--- START INPUT FOR THIS TASK ---

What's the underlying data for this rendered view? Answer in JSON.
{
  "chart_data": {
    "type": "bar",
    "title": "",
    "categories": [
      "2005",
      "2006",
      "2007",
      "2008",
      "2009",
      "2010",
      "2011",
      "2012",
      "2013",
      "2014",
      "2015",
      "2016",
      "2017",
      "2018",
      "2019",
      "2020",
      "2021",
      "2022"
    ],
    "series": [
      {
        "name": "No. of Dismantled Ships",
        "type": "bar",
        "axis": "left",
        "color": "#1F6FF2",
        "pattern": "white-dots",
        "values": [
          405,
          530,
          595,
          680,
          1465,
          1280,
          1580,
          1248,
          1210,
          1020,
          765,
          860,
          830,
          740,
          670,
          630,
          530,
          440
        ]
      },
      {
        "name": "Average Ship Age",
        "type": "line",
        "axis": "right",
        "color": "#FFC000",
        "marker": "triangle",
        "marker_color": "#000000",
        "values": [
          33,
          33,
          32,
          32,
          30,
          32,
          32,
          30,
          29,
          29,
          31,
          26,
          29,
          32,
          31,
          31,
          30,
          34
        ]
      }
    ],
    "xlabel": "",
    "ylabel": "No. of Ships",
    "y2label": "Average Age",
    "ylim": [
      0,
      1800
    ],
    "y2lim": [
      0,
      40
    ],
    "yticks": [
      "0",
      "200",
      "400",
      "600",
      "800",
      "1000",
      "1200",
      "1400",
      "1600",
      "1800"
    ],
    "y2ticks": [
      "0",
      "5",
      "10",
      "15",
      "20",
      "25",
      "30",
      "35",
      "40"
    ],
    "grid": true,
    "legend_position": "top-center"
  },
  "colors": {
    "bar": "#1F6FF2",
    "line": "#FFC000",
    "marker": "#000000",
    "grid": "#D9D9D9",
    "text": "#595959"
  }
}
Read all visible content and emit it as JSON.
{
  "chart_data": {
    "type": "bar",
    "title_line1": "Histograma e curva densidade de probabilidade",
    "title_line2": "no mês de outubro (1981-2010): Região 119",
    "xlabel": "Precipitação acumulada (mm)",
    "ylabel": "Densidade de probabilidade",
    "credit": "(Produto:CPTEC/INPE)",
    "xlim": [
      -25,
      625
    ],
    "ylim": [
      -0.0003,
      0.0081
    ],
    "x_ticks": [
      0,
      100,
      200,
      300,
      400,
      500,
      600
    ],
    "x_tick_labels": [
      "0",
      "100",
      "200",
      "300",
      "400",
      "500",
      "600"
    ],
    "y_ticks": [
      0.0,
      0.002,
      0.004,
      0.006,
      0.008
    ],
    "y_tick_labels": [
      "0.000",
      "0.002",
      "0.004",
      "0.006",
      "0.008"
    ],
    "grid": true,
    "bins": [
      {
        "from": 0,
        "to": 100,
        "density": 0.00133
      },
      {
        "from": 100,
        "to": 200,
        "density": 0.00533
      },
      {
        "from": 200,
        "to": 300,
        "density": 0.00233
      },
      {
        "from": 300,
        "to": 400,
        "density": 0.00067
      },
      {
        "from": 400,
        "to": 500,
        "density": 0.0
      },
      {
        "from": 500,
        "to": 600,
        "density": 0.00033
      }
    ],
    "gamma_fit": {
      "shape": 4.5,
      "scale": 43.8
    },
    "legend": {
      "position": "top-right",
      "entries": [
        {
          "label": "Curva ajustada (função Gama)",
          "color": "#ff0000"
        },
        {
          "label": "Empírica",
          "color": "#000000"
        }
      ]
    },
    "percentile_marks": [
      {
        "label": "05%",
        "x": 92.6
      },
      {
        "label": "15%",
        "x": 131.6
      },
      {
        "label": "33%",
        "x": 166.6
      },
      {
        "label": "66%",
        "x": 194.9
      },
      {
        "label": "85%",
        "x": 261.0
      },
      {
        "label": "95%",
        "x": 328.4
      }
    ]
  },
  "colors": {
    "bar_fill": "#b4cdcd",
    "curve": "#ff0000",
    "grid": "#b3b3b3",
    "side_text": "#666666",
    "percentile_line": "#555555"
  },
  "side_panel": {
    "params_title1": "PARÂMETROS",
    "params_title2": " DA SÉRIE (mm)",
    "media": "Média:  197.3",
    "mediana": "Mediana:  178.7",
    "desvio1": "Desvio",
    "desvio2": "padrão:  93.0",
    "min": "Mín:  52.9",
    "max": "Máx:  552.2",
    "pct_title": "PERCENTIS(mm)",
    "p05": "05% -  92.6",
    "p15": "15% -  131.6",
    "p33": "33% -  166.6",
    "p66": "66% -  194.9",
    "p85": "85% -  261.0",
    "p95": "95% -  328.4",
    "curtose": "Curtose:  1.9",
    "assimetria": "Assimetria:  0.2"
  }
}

--- END INPUT FOR THIS TASK ---

YOUR INSTRUCTIONS
Return each line of the data exactly as written above.

RESPONSE FOR THIS EXERCISE
What's the underlying data for this rendered view? Answer in JSON.
{
  "chart_data": {
    "type": "bar",
    "title": "",
    "categories": [
      "2005",
      "2006",
      "2007",
      "2008",
      "2009",
      "2010",
      "2011",
      "2012",
      "2013",
      "2014",
      "2015",
      "2016",
      "2017",
      "2018",
      "2019",
      "2020",
      "2021",
      "2022"
    ],
    "series": [
      {
        "name": "No. of Dismantled Ships",
        "type": "bar",
        "axis": "left",
        "color": "#1F6FF2",
        "pattern": "white-dots",
        "values": [
          405,
          530,
          595,
          680,
          1465,
          1280,
          1580,
          1248,
          1210,
          1020,
          765,
          860,
          830,
          740,
          670,
          630,
          530,
          440
        ]
      },
      {
        "name": "Average Ship Age",
        "type": "line",
        "axis": "right",
        "color": "#FFC000",
        "marker": "triangle",
        "marker_color": "#000000",
        "values": [
          33,
          33,
          32,
          32,
          30,
          32,
          32,
          30,
          29,
          29,
          31,
          26,
          29,
          32,
          31,
          31,
          30,
          34
        ]
      }
    ],
    "xlabel": "",
    "ylabel": "No. of Ships",
    "y2label": "Average Age",
    "ylim": [
      0,
      1800
    ],
    "y2lim": [
      0,
      40
    ],
    "yticks": [
      "0",
      "200",
      "400",
      "600",
      "800",
      "1000",
      "1200",
      "1400",
      "1600",
      "1800"
    ],
    "y2ticks": [
      "0",
      "5",
      "10",
      "15",
      "20",
      "25",
      "30",
      "35",
      "40"
    ],
    "grid": true,
    "legend_position": "top-center"
  },
  "colors": {
    "bar": "#1F6FF2",
    "line": "#FFC000",
    "marker": "#000000",
    "grid": "#D9D9D9",
    "text": "#595959"
  }
}
Read all visible content and emit it as JSON.
{
  "chart_data": {
    "type": "bar",
    "title_line1": "Histograma e curva densidade de probabilidade",
    "title_line2": "no mês de outubro (1981-2010): Região 119",
    "xlabel": "Precipitação acumulada (mm)",
    "ylabel": "Densidade de probabilidade",
    "credit": "(Produto:CPTEC/INPE)",
    "xlim": [
      -25,
      625
    ],
    "ylim": [
      -0.0003,
      0.0081
    ],
    "x_ticks": [
      0,
      100,
      200,
      300,
      400,
      500,
      600
    ],
    "x_tick_labels": [
      "0",
      "100",
      "200",
      "300",
      "400",
      "500",
      "600"
    ],
    "y_ticks": [
      0.0,
      0.002,
      0.004,
      0.006,
      0.008
    ],
    "y_tick_labels": [
      "0.000",
      "0.002",
      "0.004",
      "0.006",
      "0.008"
    ],
    "grid": true,
    "bins": [
      {
        "from": 0,
        "to": 100,
        "density": 0.00133
      },
      {
        "from": 100,
        "to": 200,
        "density": 0.00533
      },
      {
        "from": 200,
        "to": 300,
        "density": 0.00233
      },
      {
        "from": 300,
        "to": 400,
        "density": 0.00067
      },
      {
        "from": 400,
        "to": 500,
        "density": 0.0
      },
      {
        "from": 500,
        "to": 600,
        "density": 0.00033
      }
    ],
    "gamma_fit": {
      "shape": 4.5,
      "scale": 43.8
    },
    "legend": {
      "position": "top-right",
      "entries": [
        {
          "label": "Curva ajustada (função Gama)",
          "color": "#ff0000"
        },
        {
          "label": "Empírica",
          "color": "#000000"
        }
      ]
    },
    "percentile_marks": [
      {
        "label": "05%",
        "x": 92.6
      },
      {
        "label": "15%",
        "x": 131.6
      },
      {
        "label": "33%",
        "x": 166.6
      },
      {
        "label": "66%",
        "x": 194.9
      },
      {
        "label": "85%",
        "x": 261.0
      },
      {
        "label": "95%",
        "x": 328.4
      }
    ]
  },
  "colors": {
    "bar_fill": "#b4cdcd",
    "curve": "#ff0000",
    "grid": "#b3b3b3",
    "side_text": "#666666",
    "percentile_line": "#555555"
  },
  "side_panel": {
    "params_title1": "PARÂMETROS",
    "params_title2": " DA SÉRIE (mm)",
    "media": "Média:  197.3",
    "mediana": "Mediana:  178.7",
    "desvio1": "Desvio",
    "desvio2": "padrão:  93.0",
    "min": "Mín:  52.9",
    "max": "Máx:  552.2",
    "pct_title": "PERCENTIS(mm)",
    "p05": "05% -  92.6",
    "p15": "15% -  131.6",
    "p33": "33% -  166.6",
    "p66": "66% -  194.9",
    "p85": "85% -  261.0",
    "p95": "95% -  328.4",
    "curtose": "Curtose:  1.9",
    "assimetria": "Assimetria:  0.2"
  }
}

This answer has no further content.